**The request**
Copy each line below exactly and leave the pictures out.
- - - -
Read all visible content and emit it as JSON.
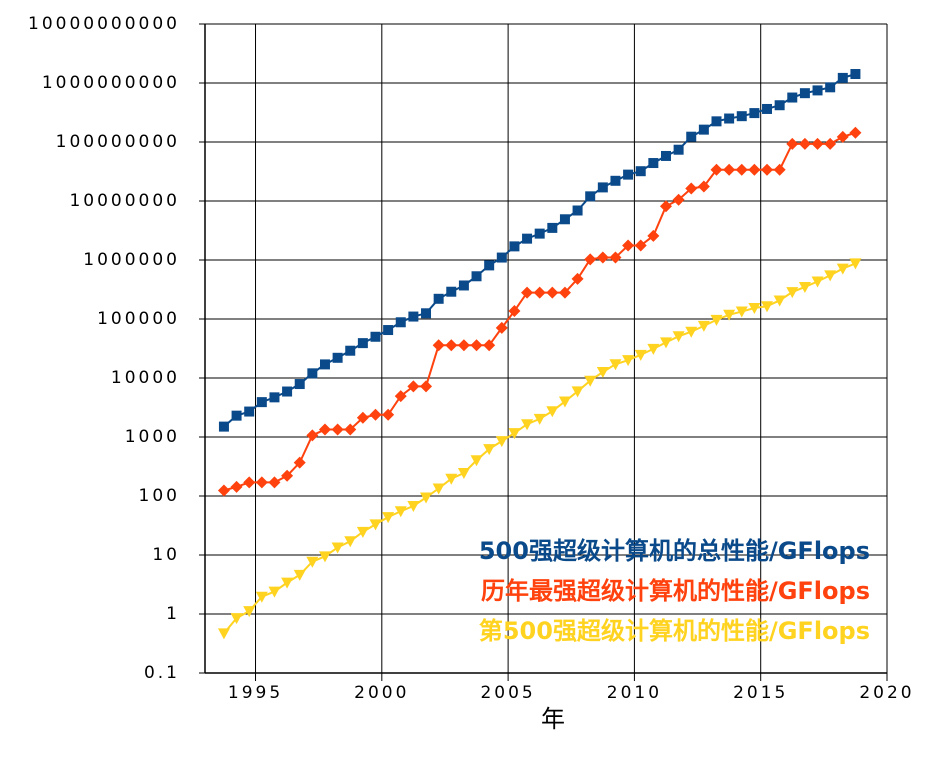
{
  "chart_data": {
    "type": "line",
    "xlabel": "年",
    "x": [
      1993.75,
      1994.25,
      1994.75,
      1995.25,
      1995.75,
      1996.25,
      1996.75,
      1997.25,
      1997.75,
      1998.25,
      1998.75,
      1999.25,
      1999.75,
      2000.25,
      2000.75,
      2001.25,
      2001.75,
      2002.25,
      2002.75,
      2003.25,
      2003.75,
      2004.25,
      2004.75,
      2005.25,
      2005.75,
      2006.25,
      2006.75,
      2007.25,
      2007.75,
      2008.25,
      2008.75,
      2009.25,
      2009.75,
      2010.25,
      2010.75,
      2011.25,
      2011.75,
      2012.25,
      2012.75,
      2013.25,
      2013.75,
      2014.25,
      2014.75,
      2015.25,
      2015.75,
      2016.25,
      2016.75,
      2017.25,
      2017.75,
      2018.25,
      2018.75
    ],
    "series": [
      {
        "name": "500强超级计算机的总性能/GFlops",
        "color": "#0b4a8a",
        "marker": "square",
        "values": [
          1500,
          2300,
          2700,
          3900,
          4700,
          5900,
          7900,
          12000,
          17000,
          22000,
          29000,
          39000,
          50000,
          65000,
          88000,
          110000,
          125000,
          220000,
          290000,
          370000,
          530000,
          810000,
          1100000,
          1700000,
          2300000,
          2800000,
          3500000,
          4900000,
          6900000,
          12000000,
          17000000,
          22000000,
          28000000,
          32000000,
          44000000,
          58000000,
          74000000,
          123000000,
          162000000,
          224000000,
          250000000,
          274000000,
          309000000,
          363000000,
          420000000,
          567000000,
          672000000,
          749000000,
          845000000,
          1220000000,
          1420000000
        ]
      },
      {
        "name": "历年最强超级计算机的性能/GFlops",
        "color": "#ff420e",
        "marker": "diamond",
        "values": [
          124,
          143,
          170,
          170,
          170,
          220,
          368,
          1068,
          1338,
          1338,
          1338,
          2121,
          2379,
          2379,
          4938,
          7226,
          7226,
          35860,
          35860,
          35860,
          35860,
          35860,
          70720,
          136800,
          280600,
          280600,
          280600,
          280600,
          478200,
          1026000,
          1105000,
          1105000,
          1759000,
          1759000,
          2566000,
          8162000,
          10510000,
          16320000,
          17590000,
          33860000,
          33860000,
          33860000,
          33860000,
          33860000,
          33860000,
          93010000,
          93010000,
          93010000,
          93010000,
          122300000,
          143500000
        ]
      },
      {
        "name": "第500强超级计算机的性能/GFlops",
        "color": "#ffd320",
        "marker": "triangle-down",
        "values": [
          0.47,
          0.85,
          1.12,
          1.96,
          2.4,
          3.4,
          4.6,
          7.7,
          9.5,
          13.4,
          17.1,
          24.7,
          33.1,
          43.8,
          55.1,
          67.8,
          94.3,
          134.3,
          196,
          245,
          403,
          624,
          851,
          1166,
          1646,
          2026,
          2737,
          4005,
          5929,
          9000,
          12640,
          17100,
          20050,
          24670,
          31120,
          40190,
          50900,
          60800,
          76500,
          96620,
          117800,
          133700,
          153400,
          164700,
          206300,
          286100,
          349300,
          432200,
          548300,
          715600,
          874800
        ]
      }
    ],
    "xlim": [
      1993,
      2020
    ],
    "xticks": [
      1995,
      2000,
      2005,
      2010,
      2015,
      2020
    ],
    "ylim": [
      0.1,
      10000000000
    ],
    "yticks": [
      0.1,
      1,
      10,
      100,
      1000,
      10000,
      100000,
      1000000,
      10000000,
      100000000,
      1000000000,
      10000000000
    ],
    "ylog": true,
    "grid": true,
    "legend": "lower right"
  }
}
- - - -
**Response**
Read all visible content and emit it as JSON.
{
  "chart_data": {
    "type": "line",
    "xlabel": "年",
    "x": [
      1993.75,
      1994.25,
      1994.75,
      1995.25,
      1995.75,
      1996.25,
      1996.75,
      1997.25,
      1997.75,
      1998.25,
      1998.75,
      1999.25,
      1999.75,
      2000.25,
      2000.75,
      2001.25,
      2001.75,
      2002.25,
      2002.75,
      2003.25,
      2003.75,
      2004.25,
      2004.75,
      2005.25,
      2005.75,
      2006.25,
      2006.75,
      2007.25,
      2007.75,
      2008.25,
      2008.75,
      2009.25,
      2009.75,
      2010.25,
      2010.75,
      2011.25,
      2011.75,
      2012.25,
      2012.75,
      2013.25,
      2013.75,
      2014.25,
      2014.75,
      2015.25,
      2015.75,
      2016.25,
      2016.75,
      2017.25,
      2017.75,
      2018.25,
      2018.75
    ],
    "series": [
      {
        "name": "500强超级计算机的总性能/GFlops",
        "color": "#0b4a8a",
        "marker": "square",
        "values": [
          1500,
          2300,
          2700,
          3900,
          4700,
          5900,
          7900,
          12000,
          17000,
          22000,
          29000,
          39000,
          50000,
          65000,
          88000,
          110000,
          125000,
          220000,
          290000,
          370000,
          530000,
          810000,
          1100000,
          1700000,
          2300000,
          2800000,
          3500000,
          4900000,
          6900000,
          12000000,
          17000000,
          22000000,
          28000000,
          32000000,
          44000000,
          58000000,
          74000000,
          123000000,
          162000000,
          224000000,
          250000000,
          274000000,
          309000000,
          363000000,
          420000000,
          567000000,
          672000000,
          749000000,
          845000000,
          1220000000,
          1420000000
        ]
      },
      {
        "name": "历年最强超级计算机的性能/GFlops",
        "color": "#ff420e",
        "marker": "diamond",
        "values": [
          124,
          143,
          170,
          170,
          170,
          220,
          368,
          1068,
          1338,
          1338,
          1338,
          2121,
          2379,
          2379,
          4938,
          7226,
          7226,
          35860,
          35860,
          35860,
          35860,
          35860,
          70720,
          136800,
          280600,
          280600,
          280600,
          280600,
          478200,
          1026000,
          1105000,
          1105000,
          1759000,
          1759000,
          2566000,
          8162000,
          10510000,
          16320000,
          17590000,
          33860000,
          33860000,
          33860000,
          33860000,
          33860000,
          33860000,
          93010000,
          93010000,
          93010000,
          93010000,
          122300000,
          143500000
        ]
      },
      {
        "name": "第500强超级计算机的性能/GFlops",
        "color": "#ffd320",
        "marker": "triangle-down",
        "values": [
          0.47,
          0.85,
          1.12,
          1.96,
          2.4,
          3.4,
          4.6,
          7.7,
          9.5,
          13.4,
          17.1,
          24.7,
          33.1,
          43.8,
          55.1,
          67.8,
          94.3,
          134.3,
          196,
          245,
          403,
          624,
          851,
          1166,
          1646,
          2026,
          2737,
          4005,
          5929,
          9000,
          12640,
          17100,
          20050,
          24670,
          31120,
          40190,
          50900,
          60800,
          76500,
          96620,
          117800,
          133700,
          153400,
          164700,
          206300,
          286100,
          349300,
          432200,
          548300,
          715600,
          874800
        ]
      }
    ],
    "xlim": [
      1993,
      2020
    ],
    "xticks": [
      1995,
      2000,
      2005,
      2010,
      2015,
      2020
    ],
    "ylim": [
      0.1,
      10000000000
    ],
    "yticks": [
      0.1,
      1,
      10,
      100,
      1000,
      10000,
      100000,
      1000000,
      10000000,
      100000000,
      1000000000,
      10000000000
    ],
    "ylog": true,
    "grid": true,
    "legend": "lower right"
  }
}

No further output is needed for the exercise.